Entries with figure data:

------------------------------------

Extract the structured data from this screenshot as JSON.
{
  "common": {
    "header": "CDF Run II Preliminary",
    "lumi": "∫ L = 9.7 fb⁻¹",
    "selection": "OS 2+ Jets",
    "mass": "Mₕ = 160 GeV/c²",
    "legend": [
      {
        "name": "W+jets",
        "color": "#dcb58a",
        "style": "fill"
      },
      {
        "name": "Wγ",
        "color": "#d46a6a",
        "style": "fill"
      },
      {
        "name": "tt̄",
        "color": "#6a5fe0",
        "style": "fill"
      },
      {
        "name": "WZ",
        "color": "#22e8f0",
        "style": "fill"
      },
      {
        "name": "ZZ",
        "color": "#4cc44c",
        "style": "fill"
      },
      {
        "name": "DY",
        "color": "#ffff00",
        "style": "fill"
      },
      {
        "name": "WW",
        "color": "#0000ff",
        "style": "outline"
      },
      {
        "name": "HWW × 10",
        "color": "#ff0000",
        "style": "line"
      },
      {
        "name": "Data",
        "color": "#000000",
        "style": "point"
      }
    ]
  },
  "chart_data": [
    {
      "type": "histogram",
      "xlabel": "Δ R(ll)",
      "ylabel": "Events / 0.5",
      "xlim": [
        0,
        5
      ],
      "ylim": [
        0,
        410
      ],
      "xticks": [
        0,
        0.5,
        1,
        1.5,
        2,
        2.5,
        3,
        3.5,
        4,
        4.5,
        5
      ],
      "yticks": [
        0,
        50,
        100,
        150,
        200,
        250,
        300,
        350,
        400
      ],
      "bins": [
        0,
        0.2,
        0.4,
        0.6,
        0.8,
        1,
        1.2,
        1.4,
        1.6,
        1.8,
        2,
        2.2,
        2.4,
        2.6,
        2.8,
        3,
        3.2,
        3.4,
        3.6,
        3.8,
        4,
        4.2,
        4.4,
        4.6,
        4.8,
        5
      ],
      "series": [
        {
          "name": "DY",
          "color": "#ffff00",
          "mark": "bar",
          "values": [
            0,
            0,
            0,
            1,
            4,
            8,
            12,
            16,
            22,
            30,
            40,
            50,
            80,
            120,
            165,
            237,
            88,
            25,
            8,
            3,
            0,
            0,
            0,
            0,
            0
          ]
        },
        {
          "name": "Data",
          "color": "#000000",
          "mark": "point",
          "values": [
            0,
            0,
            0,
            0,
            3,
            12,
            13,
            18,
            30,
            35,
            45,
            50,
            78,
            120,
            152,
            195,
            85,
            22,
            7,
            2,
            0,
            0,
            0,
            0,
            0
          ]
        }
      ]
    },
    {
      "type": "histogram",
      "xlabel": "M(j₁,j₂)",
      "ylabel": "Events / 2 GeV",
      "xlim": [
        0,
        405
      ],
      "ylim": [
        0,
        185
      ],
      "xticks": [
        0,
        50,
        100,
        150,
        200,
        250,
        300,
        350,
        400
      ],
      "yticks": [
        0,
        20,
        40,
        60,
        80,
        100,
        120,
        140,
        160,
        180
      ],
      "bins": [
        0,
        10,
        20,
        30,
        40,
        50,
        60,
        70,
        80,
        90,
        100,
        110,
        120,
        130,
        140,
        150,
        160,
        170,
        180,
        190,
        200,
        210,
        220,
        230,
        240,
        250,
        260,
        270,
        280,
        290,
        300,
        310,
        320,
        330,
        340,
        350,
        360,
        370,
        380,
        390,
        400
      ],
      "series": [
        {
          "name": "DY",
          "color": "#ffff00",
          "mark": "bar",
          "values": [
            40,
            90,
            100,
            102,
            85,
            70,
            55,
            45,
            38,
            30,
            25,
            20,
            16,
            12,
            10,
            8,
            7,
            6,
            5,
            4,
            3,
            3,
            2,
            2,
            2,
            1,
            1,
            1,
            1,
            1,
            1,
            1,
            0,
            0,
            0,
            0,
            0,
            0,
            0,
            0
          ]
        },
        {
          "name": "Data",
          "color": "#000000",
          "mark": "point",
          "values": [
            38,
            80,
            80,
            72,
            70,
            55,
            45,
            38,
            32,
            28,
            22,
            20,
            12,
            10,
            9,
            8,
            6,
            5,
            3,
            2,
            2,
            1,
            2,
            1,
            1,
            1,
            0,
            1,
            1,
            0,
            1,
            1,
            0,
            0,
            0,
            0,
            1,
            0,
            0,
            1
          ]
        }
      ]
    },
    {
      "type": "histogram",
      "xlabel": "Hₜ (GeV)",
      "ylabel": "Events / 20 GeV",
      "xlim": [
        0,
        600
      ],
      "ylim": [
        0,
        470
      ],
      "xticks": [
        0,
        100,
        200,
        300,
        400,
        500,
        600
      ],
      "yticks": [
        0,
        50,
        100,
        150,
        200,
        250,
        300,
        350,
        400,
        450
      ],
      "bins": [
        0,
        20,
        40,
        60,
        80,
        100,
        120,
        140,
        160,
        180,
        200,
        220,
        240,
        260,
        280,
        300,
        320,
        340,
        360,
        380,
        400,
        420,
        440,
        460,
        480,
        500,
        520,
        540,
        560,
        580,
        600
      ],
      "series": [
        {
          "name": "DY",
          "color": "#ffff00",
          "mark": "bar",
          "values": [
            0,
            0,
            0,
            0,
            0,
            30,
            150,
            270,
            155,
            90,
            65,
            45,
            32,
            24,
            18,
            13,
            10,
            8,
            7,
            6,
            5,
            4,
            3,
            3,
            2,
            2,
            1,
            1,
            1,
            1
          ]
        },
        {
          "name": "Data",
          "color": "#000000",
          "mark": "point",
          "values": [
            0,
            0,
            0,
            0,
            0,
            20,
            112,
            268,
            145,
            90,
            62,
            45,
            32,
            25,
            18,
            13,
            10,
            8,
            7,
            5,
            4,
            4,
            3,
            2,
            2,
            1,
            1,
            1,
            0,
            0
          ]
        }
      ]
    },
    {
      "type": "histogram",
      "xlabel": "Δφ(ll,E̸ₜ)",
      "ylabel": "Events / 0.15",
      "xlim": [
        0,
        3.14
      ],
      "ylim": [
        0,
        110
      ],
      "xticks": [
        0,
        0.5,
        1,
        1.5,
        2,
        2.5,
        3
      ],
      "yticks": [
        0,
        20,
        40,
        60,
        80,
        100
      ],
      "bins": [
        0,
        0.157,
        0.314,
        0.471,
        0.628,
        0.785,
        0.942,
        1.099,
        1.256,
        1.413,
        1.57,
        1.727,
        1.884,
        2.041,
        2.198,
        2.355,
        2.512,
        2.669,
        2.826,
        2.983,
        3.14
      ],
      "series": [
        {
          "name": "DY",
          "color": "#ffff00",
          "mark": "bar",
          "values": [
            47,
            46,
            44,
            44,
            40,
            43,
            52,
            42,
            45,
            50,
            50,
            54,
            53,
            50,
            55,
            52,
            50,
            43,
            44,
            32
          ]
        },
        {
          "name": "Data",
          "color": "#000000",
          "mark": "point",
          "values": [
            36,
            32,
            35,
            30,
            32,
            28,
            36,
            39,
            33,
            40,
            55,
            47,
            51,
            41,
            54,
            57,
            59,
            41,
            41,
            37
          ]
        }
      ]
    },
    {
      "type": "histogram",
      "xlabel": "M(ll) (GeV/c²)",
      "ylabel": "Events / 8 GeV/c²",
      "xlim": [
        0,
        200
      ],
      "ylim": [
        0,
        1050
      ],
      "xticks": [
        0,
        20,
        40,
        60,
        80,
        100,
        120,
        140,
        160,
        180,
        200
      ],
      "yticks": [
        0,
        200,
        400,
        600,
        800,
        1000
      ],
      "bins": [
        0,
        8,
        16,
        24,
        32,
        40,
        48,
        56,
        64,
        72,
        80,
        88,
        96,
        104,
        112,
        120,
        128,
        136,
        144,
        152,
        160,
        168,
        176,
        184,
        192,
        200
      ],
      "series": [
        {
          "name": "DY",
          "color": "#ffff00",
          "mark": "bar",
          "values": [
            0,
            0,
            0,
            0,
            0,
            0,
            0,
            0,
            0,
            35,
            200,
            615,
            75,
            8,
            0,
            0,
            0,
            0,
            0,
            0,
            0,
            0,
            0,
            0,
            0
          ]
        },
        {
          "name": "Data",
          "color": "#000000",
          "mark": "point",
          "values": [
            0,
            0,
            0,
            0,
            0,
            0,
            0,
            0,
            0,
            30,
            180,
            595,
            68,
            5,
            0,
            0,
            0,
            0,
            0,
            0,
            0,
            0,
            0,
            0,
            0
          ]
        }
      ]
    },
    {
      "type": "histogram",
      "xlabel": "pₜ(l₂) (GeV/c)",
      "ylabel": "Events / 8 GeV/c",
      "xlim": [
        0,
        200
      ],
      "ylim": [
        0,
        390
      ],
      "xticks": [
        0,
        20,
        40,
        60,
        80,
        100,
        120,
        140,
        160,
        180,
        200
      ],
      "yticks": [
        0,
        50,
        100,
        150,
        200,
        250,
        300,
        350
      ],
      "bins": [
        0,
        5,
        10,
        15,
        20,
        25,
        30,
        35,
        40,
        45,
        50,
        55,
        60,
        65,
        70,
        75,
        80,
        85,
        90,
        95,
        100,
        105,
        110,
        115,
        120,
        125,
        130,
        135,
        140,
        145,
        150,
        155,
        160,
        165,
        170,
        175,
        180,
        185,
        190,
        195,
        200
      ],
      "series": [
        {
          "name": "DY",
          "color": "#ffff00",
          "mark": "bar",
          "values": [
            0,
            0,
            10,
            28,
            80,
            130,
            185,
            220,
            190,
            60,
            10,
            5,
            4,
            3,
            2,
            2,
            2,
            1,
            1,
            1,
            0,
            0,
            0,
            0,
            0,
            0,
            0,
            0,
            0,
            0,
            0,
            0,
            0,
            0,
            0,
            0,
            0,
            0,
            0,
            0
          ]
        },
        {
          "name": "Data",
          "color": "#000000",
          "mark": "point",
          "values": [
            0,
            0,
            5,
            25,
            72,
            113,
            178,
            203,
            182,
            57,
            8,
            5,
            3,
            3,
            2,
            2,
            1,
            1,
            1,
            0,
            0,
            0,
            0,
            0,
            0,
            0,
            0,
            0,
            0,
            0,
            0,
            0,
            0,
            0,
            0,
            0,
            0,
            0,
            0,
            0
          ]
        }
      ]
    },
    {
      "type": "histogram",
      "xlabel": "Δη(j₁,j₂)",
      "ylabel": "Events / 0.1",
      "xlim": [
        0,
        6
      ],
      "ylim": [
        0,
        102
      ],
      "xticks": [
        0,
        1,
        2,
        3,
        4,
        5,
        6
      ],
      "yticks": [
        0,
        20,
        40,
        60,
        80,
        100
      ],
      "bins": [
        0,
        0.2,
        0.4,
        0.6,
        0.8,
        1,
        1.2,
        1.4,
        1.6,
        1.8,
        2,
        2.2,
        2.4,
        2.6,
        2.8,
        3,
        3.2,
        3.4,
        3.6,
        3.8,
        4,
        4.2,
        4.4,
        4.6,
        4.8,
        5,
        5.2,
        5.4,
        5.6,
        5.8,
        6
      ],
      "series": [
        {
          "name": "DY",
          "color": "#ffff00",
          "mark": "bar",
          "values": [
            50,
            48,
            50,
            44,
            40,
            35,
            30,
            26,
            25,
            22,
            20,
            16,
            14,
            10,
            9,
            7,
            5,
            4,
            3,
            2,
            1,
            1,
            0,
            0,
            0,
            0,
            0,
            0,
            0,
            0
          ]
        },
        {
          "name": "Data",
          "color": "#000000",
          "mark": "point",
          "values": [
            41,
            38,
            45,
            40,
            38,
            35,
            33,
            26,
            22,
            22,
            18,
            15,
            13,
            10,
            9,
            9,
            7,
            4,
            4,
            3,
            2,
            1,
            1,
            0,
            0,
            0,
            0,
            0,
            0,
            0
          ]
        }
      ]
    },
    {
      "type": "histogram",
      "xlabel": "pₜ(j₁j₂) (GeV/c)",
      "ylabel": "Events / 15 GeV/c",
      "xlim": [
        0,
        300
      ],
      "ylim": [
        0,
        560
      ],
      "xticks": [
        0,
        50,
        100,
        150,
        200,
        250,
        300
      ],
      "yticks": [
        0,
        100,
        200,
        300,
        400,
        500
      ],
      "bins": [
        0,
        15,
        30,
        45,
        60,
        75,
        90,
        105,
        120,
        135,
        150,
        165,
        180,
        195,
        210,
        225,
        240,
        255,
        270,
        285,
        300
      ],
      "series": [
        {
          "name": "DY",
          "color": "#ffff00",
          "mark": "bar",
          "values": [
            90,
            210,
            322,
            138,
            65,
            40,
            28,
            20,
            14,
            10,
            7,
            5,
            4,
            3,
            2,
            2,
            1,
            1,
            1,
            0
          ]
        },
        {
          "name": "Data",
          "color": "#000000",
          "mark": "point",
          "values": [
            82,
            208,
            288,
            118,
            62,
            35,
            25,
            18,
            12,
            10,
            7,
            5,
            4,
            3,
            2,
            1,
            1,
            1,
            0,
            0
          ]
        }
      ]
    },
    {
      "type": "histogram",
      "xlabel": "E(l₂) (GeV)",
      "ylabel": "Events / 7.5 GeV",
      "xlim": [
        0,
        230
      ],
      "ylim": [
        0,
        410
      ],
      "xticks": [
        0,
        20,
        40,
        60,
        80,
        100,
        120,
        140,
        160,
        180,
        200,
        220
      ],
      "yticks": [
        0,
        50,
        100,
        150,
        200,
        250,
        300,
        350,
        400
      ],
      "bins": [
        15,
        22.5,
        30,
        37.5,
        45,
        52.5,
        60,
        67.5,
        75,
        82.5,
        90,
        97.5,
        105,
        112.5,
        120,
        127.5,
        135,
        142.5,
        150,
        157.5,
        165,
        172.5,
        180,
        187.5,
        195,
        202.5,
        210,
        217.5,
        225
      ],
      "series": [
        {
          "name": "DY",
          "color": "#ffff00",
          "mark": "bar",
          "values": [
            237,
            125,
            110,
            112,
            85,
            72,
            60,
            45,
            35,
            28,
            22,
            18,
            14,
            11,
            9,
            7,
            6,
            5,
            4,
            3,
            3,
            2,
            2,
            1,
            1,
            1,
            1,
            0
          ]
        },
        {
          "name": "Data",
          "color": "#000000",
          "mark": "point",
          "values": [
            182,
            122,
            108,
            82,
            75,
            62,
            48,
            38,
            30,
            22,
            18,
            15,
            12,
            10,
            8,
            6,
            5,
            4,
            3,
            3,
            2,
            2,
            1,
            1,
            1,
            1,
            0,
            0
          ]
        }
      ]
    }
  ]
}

------------------------------------

◆ Objective: Pull out all lines containing "Events".

◆ Problem solution:
      "ylabel": "Events / 0.5",
      "ylabel": "Events / 2 GeV",
      "ylabel": "Events / 20 GeV",
      "ylabel": "Events / 0.15",
      "ylabel": "Events / 8 GeV/c²",
      "ylabel": "Events / 8 GeV/c",
      "ylabel": "Events / 0.1",
      "ylabel": "Events / 15 GeV/c",
      "ylabel": "Events / 7.5 GeV",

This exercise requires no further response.